§ Problem details
Each record must be reproduced exactly as it is shown.

§ Record list
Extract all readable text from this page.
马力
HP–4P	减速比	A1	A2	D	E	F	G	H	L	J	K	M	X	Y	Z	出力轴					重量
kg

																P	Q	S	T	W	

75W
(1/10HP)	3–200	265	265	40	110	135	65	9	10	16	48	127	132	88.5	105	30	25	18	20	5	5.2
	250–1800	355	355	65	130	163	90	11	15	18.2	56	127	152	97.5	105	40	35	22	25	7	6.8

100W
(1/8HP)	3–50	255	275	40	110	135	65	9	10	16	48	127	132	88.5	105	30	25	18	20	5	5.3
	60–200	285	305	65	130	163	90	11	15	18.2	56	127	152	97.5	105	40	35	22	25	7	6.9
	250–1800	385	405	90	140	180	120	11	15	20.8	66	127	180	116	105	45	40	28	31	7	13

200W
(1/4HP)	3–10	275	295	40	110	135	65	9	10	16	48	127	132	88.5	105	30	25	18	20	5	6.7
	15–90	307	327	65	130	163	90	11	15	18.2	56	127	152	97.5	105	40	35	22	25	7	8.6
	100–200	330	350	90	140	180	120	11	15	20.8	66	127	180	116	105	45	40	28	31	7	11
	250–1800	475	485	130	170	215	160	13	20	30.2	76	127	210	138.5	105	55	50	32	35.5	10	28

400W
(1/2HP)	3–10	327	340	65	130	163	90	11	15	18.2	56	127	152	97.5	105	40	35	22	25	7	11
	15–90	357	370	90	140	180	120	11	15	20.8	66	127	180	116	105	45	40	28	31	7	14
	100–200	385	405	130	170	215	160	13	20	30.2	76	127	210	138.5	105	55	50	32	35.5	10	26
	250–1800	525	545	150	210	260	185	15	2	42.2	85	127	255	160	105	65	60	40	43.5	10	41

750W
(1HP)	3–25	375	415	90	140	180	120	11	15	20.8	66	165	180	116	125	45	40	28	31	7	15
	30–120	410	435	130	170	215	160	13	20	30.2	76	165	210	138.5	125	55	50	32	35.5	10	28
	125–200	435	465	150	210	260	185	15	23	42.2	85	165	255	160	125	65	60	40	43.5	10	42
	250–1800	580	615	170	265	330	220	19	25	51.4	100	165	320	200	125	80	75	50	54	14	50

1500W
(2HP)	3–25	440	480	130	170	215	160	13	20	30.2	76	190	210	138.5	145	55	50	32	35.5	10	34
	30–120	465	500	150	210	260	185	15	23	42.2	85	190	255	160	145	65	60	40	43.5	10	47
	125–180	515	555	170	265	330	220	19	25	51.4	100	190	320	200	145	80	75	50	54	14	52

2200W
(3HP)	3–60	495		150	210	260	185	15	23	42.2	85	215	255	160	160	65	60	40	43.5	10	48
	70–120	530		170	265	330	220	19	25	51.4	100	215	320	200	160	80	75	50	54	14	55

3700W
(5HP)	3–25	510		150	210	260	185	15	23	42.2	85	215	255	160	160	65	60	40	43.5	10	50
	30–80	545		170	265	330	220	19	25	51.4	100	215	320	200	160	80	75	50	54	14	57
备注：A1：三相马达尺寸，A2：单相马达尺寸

§ Answer to this exercise
Extract all readable text from this page.
马力
HP–4P	减速比	A1	A2	D	E	F	G	H	L	J	K	M	X	Y	Z	出力轴					重量
kg

																P	Q	S	T	W	

75W
(1/10HP)	3–200	265	265	40	110	135	65	9	10	16	48	127	132	88.5	105	30	25	18	20	5	5.2
	250–1800	355	355	65	130	163	90	11	15	18.2	56	127	152	97.5	105	40	35	22	25	7	6.8

100W
(1/8HP)	3–50	255	275	40	110	135	65	9	10	16	48	127	132	88.5	105	30	25	18	20	5	5.3
	60–200	285	305	65	130	163	90	11	15	18.2	56	127	152	97.5	105	40	35	22	25	7	6.9
	250–1800	385	405	90	140	180	120	11	15	20.8	66	127	180	116	105	45	40	28	31	7	13

200W
(1/4HP)	3–10	275	295	40	110	135	65	9	10	16	48	127	132	88.5	105	30	25	18	20	5	6.7
	15–90	307	327	65	130	163	90	11	15	18.2	56	127	152	97.5	105	40	35	22	25	7	8.6
	100–200	330	350	90	140	180	120	11	15	20.8	66	127	180	116	105	45	40	28	31	7	11
	250–1800	475	485	130	170	215	160	13	20	30.2	76	127	210	138.5	105	55	50	32	35.5	10	28

400W
(1/2HP)	3–10	327	340	65	130	163	90	11	15	18.2	56	127	152	97.5	105	40	35	22	25	7	11
	15–90	357	370	90	140	180	120	11	15	20.8	66	127	180	116	105	45	40	28	31	7	14
	100–200	385	405	130	170	215	160	13	20	30.2	76	127	210	138.5	105	55	50	32	35.5	10	26
	250–1800	525	545	150	210	260	185	15	2	42.2	85	127	255	160	105	65	60	40	43.5	10	41

750W
(1HP)	3–25	375	415	90	140	180	120	11	15	20.8	66	165	180	116	125	45	40	28	31	7	15
	30–120	410	435	130	170	215	160	13	20	30.2	76	165	210	138.5	125	55	50	32	35.5	10	28
	125–200	435	465	150	210	260	185	15	23	42.2	85	165	255	160	125	65	60	40	43.5	10	42
	250–1800	580	615	170	265	330	220	19	25	51.4	100	165	320	200	125	80	75	50	54	14	50

1500W
(2HP)	3–25	440	480	130	170	215	160	13	20	30.2	76	190	210	138.5	145	55	50	32	35.5	10	34
	30–120	465	500	150	210	260	185	15	23	42.2	85	190	255	160	145	65	60	40	43.5	10	47
	125–180	515	555	170	265	330	220	19	25	51.4	100	190	320	200	145	80	75	50	54	14	52

2200W
(3HP)	3–60	495		150	210	260	185	15	23	42.2	85	215	255	160	160	65	60	40	43.5	10	48
	70–120	530		170	265	330	220	19	25	51.4	100	215	320	200	160	80	75	50	54	14	55

3700W
(5HP)	3–25	510		150	210	260	185	15	23	42.2	85	215	255	160	160	65	60	40	43.5	10	50
	30–80	545		170	265	330	220	19	25	51.4	100	215	320	200	160	80	75	50	54	14	57
备注：A1：三相马达尺寸，A2：单相马达尺寸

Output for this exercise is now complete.